(Data tied to figure images)
○ ○ ○ ○ ○ ○ ○
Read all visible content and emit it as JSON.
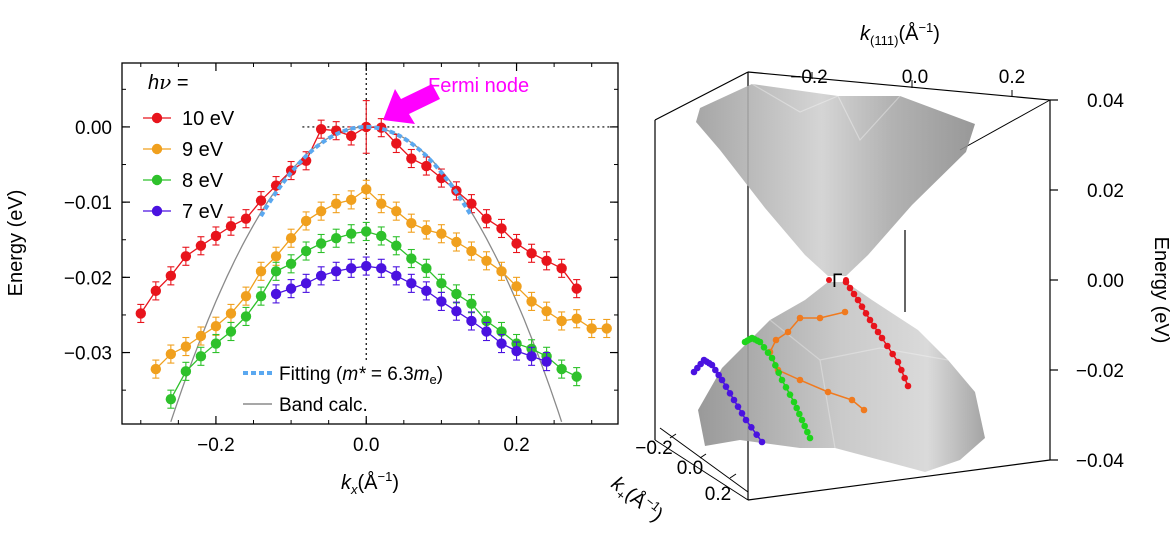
{
  "chart_data": [
    {
      "type": "scatter",
      "xlabel": "k_x(Å⁻¹)",
      "ylabel": "Energy (eV)",
      "xlim": [
        -0.325,
        0.335
      ],
      "ylim": [
        -0.0395,
        0.0085
      ],
      "xticks": [
        -0.2,
        0.0,
        0.2
      ],
      "xtick_labels": [
        "−0.2",
        "0.0",
        "0.2"
      ],
      "yticks": [
        0.0,
        -0.01,
        -0.02,
        -0.03
      ],
      "ytick_labels": [
        "0.00",
        "−0.01",
        "−0.02",
        "−0.03"
      ],
      "legend_title": "hν =",
      "annotation": {
        "text": "Fermi node",
        "color": "#ff00ff",
        "x": 0.0,
        "y": 0.0
      },
      "series": [
        {
          "name": "10 eV",
          "color": "#e8141c",
          "x": [
            -0.3,
            -0.28,
            -0.26,
            -0.24,
            -0.22,
            -0.2,
            -0.18,
            -0.16,
            -0.14,
            -0.12,
            -0.1,
            -0.08,
            -0.06,
            -0.04,
            -0.02,
            0.0,
            0.02,
            0.04,
            0.06,
            0.08,
            0.1,
            0.12,
            0.14,
            0.16,
            0.18,
            0.2,
            0.22,
            0.24,
            0.26,
            0.28
          ],
          "y": [
            -0.0248,
            -0.0218,
            -0.0198,
            -0.0172,
            -0.0158,
            -0.0145,
            -0.0132,
            -0.0122,
            -0.0098,
            -0.0078,
            -0.0058,
            -0.0045,
            -0.0003,
            -0.0005,
            -0.0012,
            0.0,
            -0.0001,
            -0.0022,
            -0.0042,
            -0.0052,
            -0.0068,
            -0.0085,
            -0.0102,
            -0.0122,
            -0.0135,
            -0.0155,
            -0.0168,
            -0.0178,
            -0.0188,
            -0.0215
          ],
          "err": 0.0012,
          "err_center": 0.0035
        },
        {
          "name": "9 eV",
          "color": "#f0a01e",
          "x": [
            -0.28,
            -0.26,
            -0.24,
            -0.22,
            -0.2,
            -0.18,
            -0.16,
            -0.14,
            -0.12,
            -0.1,
            -0.08,
            -0.06,
            -0.04,
            -0.02,
            0.0,
            0.02,
            0.04,
            0.06,
            0.08,
            0.1,
            0.12,
            0.14,
            0.16,
            0.18,
            0.2,
            0.22,
            0.24,
            0.26,
            0.28,
            0.3,
            0.32
          ],
          "y": [
            -0.0322,
            -0.0302,
            -0.0292,
            -0.0278,
            -0.0265,
            -0.0248,
            -0.0225,
            -0.0192,
            -0.0172,
            -0.0148,
            -0.0125,
            -0.0112,
            -0.0102,
            -0.0097,
            -0.0083,
            -0.0102,
            -0.0112,
            -0.0128,
            -0.0137,
            -0.0142,
            -0.0153,
            -0.0165,
            -0.0178,
            -0.0192,
            -0.0212,
            -0.0232,
            -0.0245,
            -0.0258,
            -0.0255,
            -0.0268,
            -0.0268
          ],
          "err": 0.0012
        },
        {
          "name": "8 eV",
          "color": "#2ec12b",
          "x": [
            -0.26,
            -0.24,
            -0.22,
            -0.2,
            -0.18,
            -0.16,
            -0.14,
            -0.12,
            -0.1,
            -0.08,
            -0.06,
            -0.04,
            -0.02,
            0.0,
            0.02,
            0.04,
            0.06,
            0.08,
            0.1,
            0.12,
            0.14,
            0.16,
            0.18,
            0.2,
            0.22,
            0.24,
            0.26,
            0.28
          ],
          "y": [
            -0.0362,
            -0.0325,
            -0.0305,
            -0.0288,
            -0.0272,
            -0.0252,
            -0.0225,
            -0.0192,
            -0.0182,
            -0.0165,
            -0.0155,
            -0.0148,
            -0.0142,
            -0.0139,
            -0.0145,
            -0.0158,
            -0.0175,
            -0.0188,
            -0.0208,
            -0.0222,
            -0.0235,
            -0.0258,
            -0.0272,
            -0.0288,
            -0.0295,
            -0.0305,
            -0.0322,
            -0.0332
          ],
          "err": 0.0012
        },
        {
          "name": "7 eV",
          "color": "#4a12e0",
          "x": [
            -0.12,
            -0.1,
            -0.08,
            -0.06,
            -0.04,
            -0.02,
            0.0,
            0.02,
            0.04,
            0.06,
            0.08,
            0.1,
            0.12,
            0.14,
            0.16,
            0.18,
            0.2,
            0.22,
            0.24
          ],
          "y": [
            -0.0222,
            -0.0215,
            -0.0208,
            -0.0198,
            -0.0192,
            -0.0188,
            -0.0185,
            -0.0188,
            -0.0198,
            -0.0208,
            -0.0218,
            -0.0232,
            -0.0245,
            -0.0258,
            -0.0272,
            -0.0288,
            -0.0298,
            -0.0305,
            -0.0312
          ],
          "err": 0.0012
        }
      ],
      "fit": {
        "label_prefix": "Fitting (",
        "label_var": "m*",
        "label_mid": " = 6.3",
        "label_unit": "m",
        "label_sub": "e",
        "label_suffix": ")",
        "color": "#5aa8f0",
        "curvature": 0.605,
        "x_range": [
          -0.14,
          0.14
        ]
      },
      "band_calc": {
        "label": "Band calc.",
        "color": "#8a8a8a",
        "curvature": 0.58
      }
    },
    {
      "type": "3d-surface",
      "top_axis_label": "k_(111)(Å⁻¹)",
      "top_ticks": [
        "−0.2",
        "0.0",
        "0.2"
      ],
      "right_axis_label": "Energy (eV)",
      "right_ticks": [
        "0.04",
        "0.02",
        "0.00",
        "−0.02",
        "−0.04"
      ],
      "right_tick_values": [
        0.04,
        0.02,
        0.0,
        -0.02,
        -0.04
      ],
      "depth_axis_label": "k_+(Å⁻¹)",
      "depth_ticks": [
        "−0.2",
        "0.0",
        "0.2"
      ],
      "node_label": "Γ",
      "surface_color": "#8c8c8c",
      "trace_colors": {
        "10 eV": "#e8141c",
        "9 eV": "#f07a1e",
        "8 eV": "#1fd41c",
        "7 eV": "#4a12e0"
      }
    }
  ]
}
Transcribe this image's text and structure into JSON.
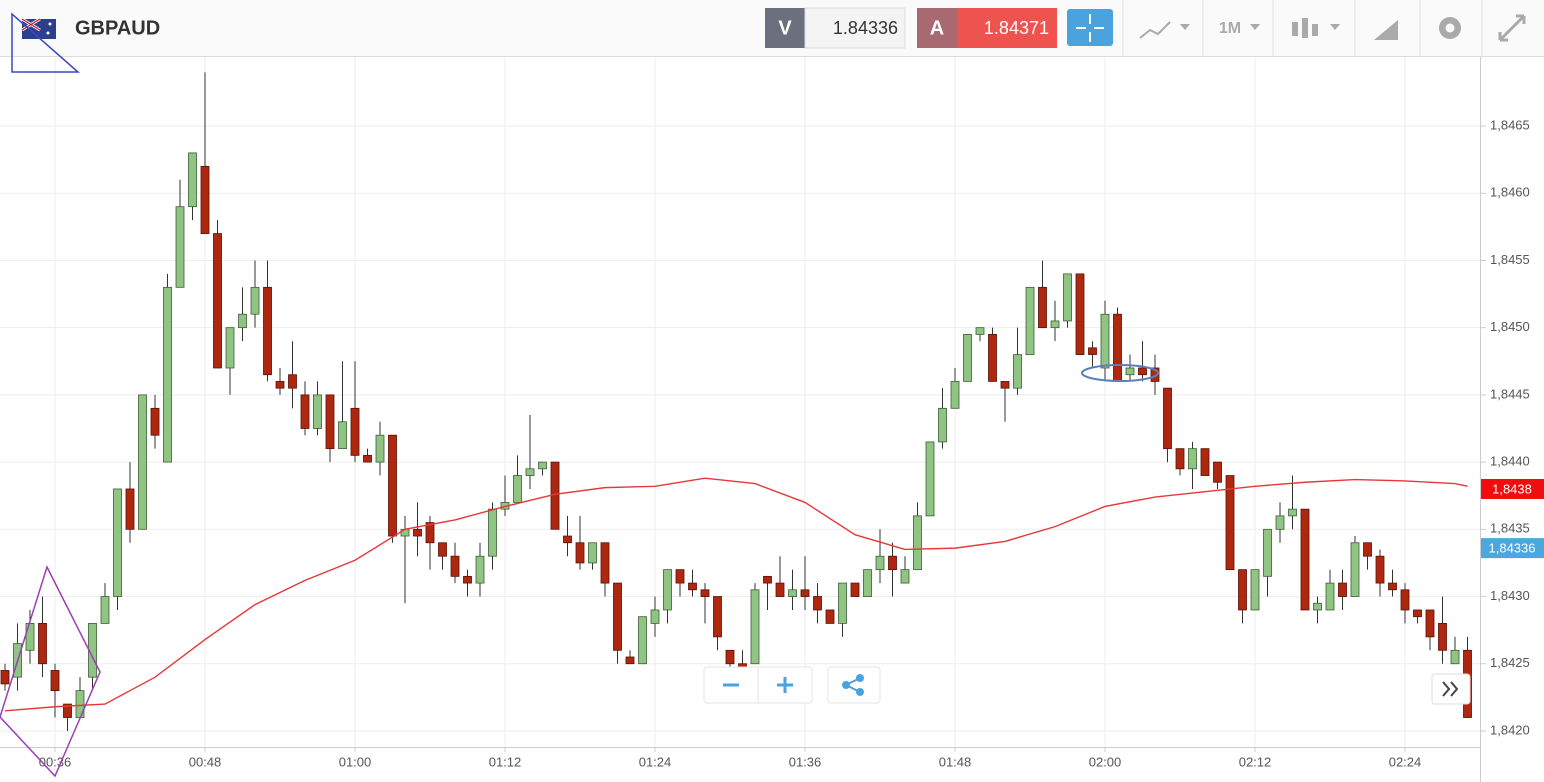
{
  "header": {
    "symbol": "GBPAUD",
    "bid_label": "V",
    "bid": "1.84336",
    "ask_label": "A",
    "ask": "1.84371",
    "timeframe": "1M"
  },
  "chart_data": {
    "type": "candlestick",
    "up_color": "#8fc483",
    "down_color": "#b0270f",
    "grid": true,
    "x": [
      "00:32",
      "00:33",
      "00:34",
      "00:35",
      "00:36",
      "00:37",
      "00:38",
      "00:39",
      "00:40",
      "00:41",
      "00:42",
      "00:43",
      "00:44",
      "00:45",
      "00:46",
      "00:47",
      "00:48",
      "00:49",
      "00:50",
      "00:51",
      "00:52",
      "00:53",
      "00:54",
      "00:55",
      "00:56",
      "00:57",
      "00:58",
      "00:59",
      "01:00",
      "01:01",
      "01:02",
      "01:03",
      "01:04",
      "01:05",
      "01:06",
      "01:07",
      "01:08",
      "01:09",
      "01:10",
      "01:11",
      "01:12",
      "01:13",
      "01:14",
      "01:15",
      "01:16",
      "01:17",
      "01:18",
      "01:19",
      "01:20",
      "01:21",
      "01:22",
      "01:23",
      "01:24",
      "01:25",
      "01:26",
      "01:27",
      "01:28",
      "01:29",
      "01:30",
      "01:31",
      "01:32",
      "01:33",
      "01:34",
      "01:35",
      "01:36",
      "01:37",
      "01:38",
      "01:39",
      "01:40",
      "01:41",
      "01:42",
      "01:43",
      "01:44",
      "01:45",
      "01:46",
      "01:47",
      "01:48",
      "01:49",
      "01:50",
      "01:51",
      "01:52",
      "01:53",
      "01:54",
      "01:55",
      "01:56",
      "01:57",
      "01:58",
      "01:59",
      "02:00",
      "02:01",
      "02:02",
      "02:03",
      "02:04",
      "02:05",
      "02:06",
      "02:07",
      "02:08",
      "02:09",
      "02:10",
      "02:11",
      "02:12",
      "02:13",
      "02:14",
      "02:15",
      "02:16",
      "02:17",
      "02:18",
      "02:19",
      "02:20",
      "02:21",
      "02:22",
      "02:23",
      "02:24",
      "02:25",
      "02:26",
      "02:27",
      "02:28",
      "02:29"
    ],
    "open": [
      1.84245,
      1.8424,
      1.8426,
      1.8428,
      1.84245,
      1.8422,
      1.8421,
      1.8424,
      1.8428,
      1.843,
      1.8438,
      1.8435,
      1.8444,
      1.844,
      1.8453,
      1.8459,
      1.8462,
      1.8457,
      1.8447,
      1.845,
      1.8451,
      1.8453,
      1.8446,
      1.84465,
      1.8445,
      1.84425,
      1.8445,
      1.8441,
      1.8444,
      1.84405,
      1.844,
      1.8442,
      1.84345,
      1.8435,
      1.84355,
      1.8434,
      1.8433,
      1.84315,
      1.8431,
      1.8433,
      1.84365,
      1.8437,
      1.8439,
      1.84395,
      1.844,
      1.84345,
      1.8434,
      1.84325,
      1.8434,
      1.8431,
      1.84255,
      1.8425,
      1.8428,
      1.8429,
      1.8432,
      1.8431,
      1.84305,
      1.843,
      1.8426,
      1.8425,
      1.8425,
      1.84315,
      1.8431,
      1.843,
      1.84305,
      1.843,
      1.8429,
      1.8428,
      1.8431,
      1.843,
      1.8432,
      1.8433,
      1.8431,
      1.8432,
      1.8436,
      1.84415,
      1.8444,
      1.8446,
      1.84495,
      1.84495,
      1.8446,
      1.84455,
      1.8448,
      1.8453,
      1.845,
      1.84505,
      1.8454,
      1.84485,
      1.8447,
      1.8451,
      1.84465,
      1.8447,
      1.8447,
      1.84455,
      1.8441,
      1.84395,
      1.8441,
      1.844,
      1.8439,
      1.8432,
      1.8429,
      1.84315,
      1.8435,
      1.8436,
      1.84365,
      1.8429,
      1.8429,
      1.8431,
      1.843,
      1.8434,
      1.8433,
      1.8431,
      1.84305,
      1.8429,
      1.8429,
      1.8428,
      1.8425,
      1.8426
    ],
    "high": [
      1.8425,
      1.8428,
      1.8429,
      1.843,
      1.8425,
      1.8422,
      1.8424,
      1.8428,
      1.8431,
      1.8438,
      1.844,
      1.8445,
      1.8445,
      1.8454,
      1.8461,
      1.8463,
      1.8469,
      1.8458,
      1.845,
      1.8453,
      1.8455,
      1.8455,
      1.8447,
      1.8449,
      1.8446,
      1.8446,
      1.8445,
      1.84475,
      1.84475,
      1.8441,
      1.8443,
      1.8442,
      1.8436,
      1.8437,
      1.8436,
      1.8434,
      1.8434,
      1.8432,
      1.8434,
      1.8437,
      1.8439,
      1.84405,
      1.84435,
      1.844,
      1.844,
      1.8436,
      1.8436,
      1.8434,
      1.8434,
      1.8431,
      1.8426,
      1.8428,
      1.843,
      1.8432,
      1.8432,
      1.8432,
      1.8431,
      1.843,
      1.8426,
      1.8426,
      1.8431,
      1.84315,
      1.8433,
      1.8432,
      1.8433,
      1.8431,
      1.8429,
      1.8431,
      1.8431,
      1.8432,
      1.8435,
      1.8434,
      1.8433,
      1.8437,
      1.84415,
      1.84455,
      1.8447,
      1.84495,
      1.845,
      1.845,
      1.8446,
      1.845,
      1.8453,
      1.8455,
      1.8452,
      1.8454,
      1.8454,
      1.8449,
      1.8452,
      1.84515,
      1.8448,
      1.8449,
      1.8448,
      1.84455,
      1.8441,
      1.84415,
      1.8441,
      1.844,
      1.8439,
      1.8432,
      1.8432,
      1.8435,
      1.8437,
      1.8439,
      1.84365,
      1.843,
      1.8432,
      1.8432,
      1.84345,
      1.8434,
      1.84335,
      1.8432,
      1.8431,
      1.8429,
      1.8429,
      1.843,
      1.8427,
      1.8427
    ],
    "low": [
      1.8423,
      1.8423,
      1.8425,
      1.8424,
      1.8421,
      1.842,
      1.8421,
      1.8423,
      1.8428,
      1.8429,
      1.8434,
      1.8435,
      1.8441,
      1.844,
      1.8453,
      1.8458,
      1.8457,
      1.8447,
      1.8445,
      1.8449,
      1.845,
      1.8446,
      1.8445,
      1.8444,
      1.8442,
      1.8442,
      1.844,
      1.8441,
      1.844,
      1.844,
      1.8439,
      1.8434,
      1.84295,
      1.8433,
      1.8432,
      1.8432,
      1.8431,
      1.843,
      1.843,
      1.8432,
      1.8436,
      1.8437,
      1.8438,
      1.8439,
      1.8435,
      1.8433,
      1.8432,
      1.8432,
      1.843,
      1.8425,
      1.8425,
      1.8425,
      1.8427,
      1.8428,
      1.843,
      1.843,
      1.8428,
      1.8426,
      1.84245,
      1.8424,
      1.8425,
      1.8429,
      1.843,
      1.8429,
      1.8429,
      1.8428,
      1.8428,
      1.8427,
      1.843,
      1.843,
      1.8431,
      1.843,
      1.8431,
      1.8432,
      1.8436,
      1.8441,
      1.8444,
      1.8446,
      1.8449,
      1.8446,
      1.8443,
      1.8445,
      1.8448,
      1.845,
      1.8449,
      1.845,
      1.8448,
      1.8447,
      1.8446,
      1.8446,
      1.8446,
      1.8446,
      1.8445,
      1.844,
      1.8439,
      1.8438,
      1.8439,
      1.8438,
      1.8432,
      1.8428,
      1.8429,
      1.843,
      1.8434,
      1.8435,
      1.8429,
      1.8428,
      1.8429,
      1.8429,
      1.843,
      1.8432,
      1.843,
      1.843,
      1.8428,
      1.8428,
      1.8426,
      1.8425,
      1.8425,
      1.8421
    ],
    "close": [
      1.84235,
      1.84265,
      1.8428,
      1.8425,
      1.8423,
      1.8421,
      1.8423,
      1.8428,
      1.843,
      1.8438,
      1.8435,
      1.8445,
      1.8442,
      1.8453,
      1.8459,
      1.8463,
      1.8457,
      1.8447,
      1.845,
      1.8451,
      1.8453,
      1.84465,
      1.84455,
      1.84455,
      1.84425,
      1.8445,
      1.8441,
      1.8443,
      1.84405,
      1.844,
      1.8442,
      1.84345,
      1.8435,
      1.84345,
      1.8434,
      1.8433,
      1.84315,
      1.8431,
      1.8433,
      1.84365,
      1.8437,
      1.8439,
      1.84395,
      1.844,
      1.8435,
      1.8434,
      1.84325,
      1.8434,
      1.8431,
      1.8426,
      1.8425,
      1.84285,
      1.8429,
      1.8432,
      1.8431,
      1.84305,
      1.843,
      1.8427,
      1.8425,
      1.84245,
      1.84305,
      1.8431,
      1.843,
      1.84305,
      1.843,
      1.8429,
      1.8428,
      1.8431,
      1.843,
      1.8432,
      1.8433,
      1.8432,
      1.8432,
      1.8436,
      1.84415,
      1.8444,
      1.8446,
      1.84495,
      1.845,
      1.8446,
      1.84455,
      1.8448,
      1.8453,
      1.845,
      1.84505,
      1.8454,
      1.8448,
      1.8448,
      1.8451,
      1.8446,
      1.8447,
      1.84465,
      1.8446,
      1.8441,
      1.84395,
      1.8441,
      1.8439,
      1.84385,
      1.8432,
      1.8429,
      1.8432,
      1.8435,
      1.8436,
      1.84365,
      1.8429,
      1.84295,
      1.8431,
      1.843,
      1.8434,
      1.8433,
      1.8431,
      1.84305,
      1.8429,
      1.84285,
      1.8427,
      1.8426,
      1.8426,
      1.8421
    ],
    "overlay": {
      "type": "line",
      "color": "#e8373a",
      "x": [
        "00:32",
        "00:36",
        "00:40",
        "00:44",
        "00:48",
        "00:52",
        "00:56",
        "01:00",
        "01:04",
        "01:08",
        "01:12",
        "01:16",
        "01:20",
        "01:24",
        "01:28",
        "01:32",
        "01:36",
        "01:40",
        "01:44",
        "01:48",
        "01:52",
        "01:56",
        "02:00",
        "02:04",
        "02:08",
        "02:12",
        "02:16",
        "02:20",
        "02:24",
        "02:28",
        "02:29"
      ],
      "values": [
        1.84215,
        1.84218,
        1.8422,
        1.8424,
        1.84268,
        1.84294,
        1.84312,
        1.84327,
        1.8435,
        1.84357,
        1.84367,
        1.84376,
        1.84381,
        1.84382,
        1.84388,
        1.84384,
        1.8437,
        1.84346,
        1.84335,
        1.84336,
        1.84341,
        1.84352,
        1.84367,
        1.84374,
        1.84378,
        1.84382,
        1.84385,
        1.84387,
        1.84386,
        1.84384,
        1.84382
      ]
    },
    "xlim": [
      "00:31",
      "02:30"
    ],
    "xticks": [
      "00:36",
      "00:48",
      "01:00",
      "01:12",
      "01:24",
      "01:36",
      "01:48",
      "02:00",
      "02:12",
      "02:24"
    ],
    "ylim": [
      1.8419,
      1.847
    ],
    "yticks": [
      {
        "value": 1.842,
        "label": "1,8420"
      },
      {
        "value": 1.8425,
        "label": "1,8425"
      },
      {
        "value": 1.843,
        "label": "1,8430"
      },
      {
        "value": 1.8435,
        "label": "1,8435"
      },
      {
        "value": 1.844,
        "label": "1,8440"
      },
      {
        "value": 1.8445,
        "label": "1,8445"
      },
      {
        "value": 1.845,
        "label": "1,8450"
      },
      {
        "value": 1.8455,
        "label": "1,8455"
      },
      {
        "value": 1.846,
        "label": "1,8460"
      },
      {
        "value": 1.8465,
        "label": "1,8465"
      }
    ],
    "price_tags": [
      {
        "value": 1.8438,
        "label": "1,8438",
        "color": "#f00d0d"
      },
      {
        "value": 1.84336,
        "label": "1,84336",
        "color": "#4aa8de"
      }
    ]
  }
}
○ ○ ○ ○ ○ ○ ○
**Job:** Which lines contain "Energy"? Copy each of them out.

**Finished answer:**
      "ylabel": "Energy (eV)",
      "right_axis_label": "Energy (eV)",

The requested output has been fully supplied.